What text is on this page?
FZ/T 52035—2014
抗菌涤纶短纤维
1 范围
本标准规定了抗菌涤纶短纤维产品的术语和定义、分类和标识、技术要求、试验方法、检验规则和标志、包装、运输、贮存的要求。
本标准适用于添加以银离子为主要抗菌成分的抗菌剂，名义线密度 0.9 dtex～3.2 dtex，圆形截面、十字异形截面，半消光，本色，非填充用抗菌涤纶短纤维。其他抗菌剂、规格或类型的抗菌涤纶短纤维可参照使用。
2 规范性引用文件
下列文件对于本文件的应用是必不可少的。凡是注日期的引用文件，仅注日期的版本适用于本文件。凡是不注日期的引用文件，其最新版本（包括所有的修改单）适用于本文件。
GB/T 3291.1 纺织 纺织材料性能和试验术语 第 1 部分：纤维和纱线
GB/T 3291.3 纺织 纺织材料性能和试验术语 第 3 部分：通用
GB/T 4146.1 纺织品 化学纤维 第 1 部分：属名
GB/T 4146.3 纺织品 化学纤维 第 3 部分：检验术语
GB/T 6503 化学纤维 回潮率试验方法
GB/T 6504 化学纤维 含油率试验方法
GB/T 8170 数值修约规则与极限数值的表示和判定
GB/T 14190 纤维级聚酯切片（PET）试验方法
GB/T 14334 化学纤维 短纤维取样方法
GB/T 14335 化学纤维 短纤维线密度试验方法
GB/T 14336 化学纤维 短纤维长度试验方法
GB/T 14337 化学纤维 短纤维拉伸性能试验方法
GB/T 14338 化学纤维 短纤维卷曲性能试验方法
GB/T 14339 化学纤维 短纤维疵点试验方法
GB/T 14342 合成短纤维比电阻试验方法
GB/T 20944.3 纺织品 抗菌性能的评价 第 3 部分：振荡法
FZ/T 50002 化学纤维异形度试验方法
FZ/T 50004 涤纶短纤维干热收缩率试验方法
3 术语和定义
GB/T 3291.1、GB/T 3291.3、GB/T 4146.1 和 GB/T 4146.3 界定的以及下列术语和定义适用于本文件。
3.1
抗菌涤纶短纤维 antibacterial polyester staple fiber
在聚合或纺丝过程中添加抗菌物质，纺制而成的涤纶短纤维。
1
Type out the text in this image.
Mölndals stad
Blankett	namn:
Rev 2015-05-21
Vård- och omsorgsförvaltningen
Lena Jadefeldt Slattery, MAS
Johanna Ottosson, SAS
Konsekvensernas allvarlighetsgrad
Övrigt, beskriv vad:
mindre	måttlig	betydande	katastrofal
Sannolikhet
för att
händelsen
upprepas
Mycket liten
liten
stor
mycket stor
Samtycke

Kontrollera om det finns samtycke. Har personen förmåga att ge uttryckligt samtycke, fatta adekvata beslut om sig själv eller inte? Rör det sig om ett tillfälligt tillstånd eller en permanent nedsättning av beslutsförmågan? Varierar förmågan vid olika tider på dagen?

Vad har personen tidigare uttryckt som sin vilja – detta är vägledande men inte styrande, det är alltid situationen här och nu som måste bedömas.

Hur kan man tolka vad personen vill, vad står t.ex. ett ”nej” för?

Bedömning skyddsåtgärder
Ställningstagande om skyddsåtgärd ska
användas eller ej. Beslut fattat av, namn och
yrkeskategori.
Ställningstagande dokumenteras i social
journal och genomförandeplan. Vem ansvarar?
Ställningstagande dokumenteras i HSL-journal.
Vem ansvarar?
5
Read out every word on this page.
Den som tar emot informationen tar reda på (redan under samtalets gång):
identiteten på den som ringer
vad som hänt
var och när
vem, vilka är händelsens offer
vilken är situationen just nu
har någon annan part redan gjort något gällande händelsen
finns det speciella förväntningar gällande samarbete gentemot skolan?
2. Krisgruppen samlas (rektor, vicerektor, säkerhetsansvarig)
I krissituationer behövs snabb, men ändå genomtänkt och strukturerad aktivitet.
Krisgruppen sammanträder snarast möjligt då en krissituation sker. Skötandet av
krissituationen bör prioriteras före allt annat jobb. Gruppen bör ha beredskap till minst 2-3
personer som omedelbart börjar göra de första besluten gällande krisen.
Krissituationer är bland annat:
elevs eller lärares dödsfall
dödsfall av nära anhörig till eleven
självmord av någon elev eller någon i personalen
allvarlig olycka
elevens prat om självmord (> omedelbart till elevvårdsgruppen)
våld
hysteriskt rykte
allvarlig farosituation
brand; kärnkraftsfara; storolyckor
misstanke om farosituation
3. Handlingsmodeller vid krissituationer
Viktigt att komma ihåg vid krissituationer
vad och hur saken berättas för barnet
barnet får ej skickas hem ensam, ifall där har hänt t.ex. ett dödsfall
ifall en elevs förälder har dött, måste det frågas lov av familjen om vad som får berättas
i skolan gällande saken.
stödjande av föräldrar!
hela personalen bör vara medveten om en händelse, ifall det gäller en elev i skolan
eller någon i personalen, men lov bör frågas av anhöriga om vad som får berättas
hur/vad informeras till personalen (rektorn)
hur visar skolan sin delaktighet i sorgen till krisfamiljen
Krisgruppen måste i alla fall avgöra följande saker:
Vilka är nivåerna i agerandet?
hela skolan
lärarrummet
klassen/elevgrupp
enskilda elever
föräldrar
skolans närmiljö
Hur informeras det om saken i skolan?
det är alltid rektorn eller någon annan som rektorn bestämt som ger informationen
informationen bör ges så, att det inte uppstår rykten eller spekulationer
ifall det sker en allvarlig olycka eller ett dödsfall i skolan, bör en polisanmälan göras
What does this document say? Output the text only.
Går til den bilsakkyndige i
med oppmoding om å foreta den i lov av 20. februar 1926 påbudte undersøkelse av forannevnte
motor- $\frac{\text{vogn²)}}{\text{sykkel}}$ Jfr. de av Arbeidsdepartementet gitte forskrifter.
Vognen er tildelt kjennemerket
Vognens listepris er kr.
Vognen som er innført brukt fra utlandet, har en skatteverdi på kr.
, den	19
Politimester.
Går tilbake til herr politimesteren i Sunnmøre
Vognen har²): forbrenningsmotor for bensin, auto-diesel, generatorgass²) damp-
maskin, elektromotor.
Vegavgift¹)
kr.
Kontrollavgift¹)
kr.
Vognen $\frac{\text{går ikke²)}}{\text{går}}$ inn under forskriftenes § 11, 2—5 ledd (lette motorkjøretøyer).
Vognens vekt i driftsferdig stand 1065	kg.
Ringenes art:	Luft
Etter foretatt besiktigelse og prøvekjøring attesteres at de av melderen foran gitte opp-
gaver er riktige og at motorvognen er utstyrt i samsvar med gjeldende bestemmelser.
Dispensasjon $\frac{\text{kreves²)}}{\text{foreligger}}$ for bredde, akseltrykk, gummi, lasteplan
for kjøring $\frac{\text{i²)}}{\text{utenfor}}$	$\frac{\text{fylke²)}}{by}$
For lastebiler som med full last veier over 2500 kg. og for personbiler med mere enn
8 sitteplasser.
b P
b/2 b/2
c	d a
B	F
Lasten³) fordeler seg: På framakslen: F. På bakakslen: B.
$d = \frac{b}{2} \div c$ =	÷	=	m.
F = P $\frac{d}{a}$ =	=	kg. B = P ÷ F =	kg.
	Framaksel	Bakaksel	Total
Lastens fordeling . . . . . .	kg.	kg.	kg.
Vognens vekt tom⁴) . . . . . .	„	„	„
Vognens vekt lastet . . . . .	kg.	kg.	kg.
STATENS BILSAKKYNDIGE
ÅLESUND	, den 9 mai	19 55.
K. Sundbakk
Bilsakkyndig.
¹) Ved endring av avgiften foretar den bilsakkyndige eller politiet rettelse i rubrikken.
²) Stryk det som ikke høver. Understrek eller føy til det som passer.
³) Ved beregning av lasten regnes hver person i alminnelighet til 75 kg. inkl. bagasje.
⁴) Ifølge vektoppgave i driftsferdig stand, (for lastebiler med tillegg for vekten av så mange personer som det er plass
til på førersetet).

- Task description
Filter the data above, keeping only lines that include the string "journal".

- Answer box
journal och genomförandeplan. Vem ansvarar?
Ställningstagande dokumenteras i HSL-journal.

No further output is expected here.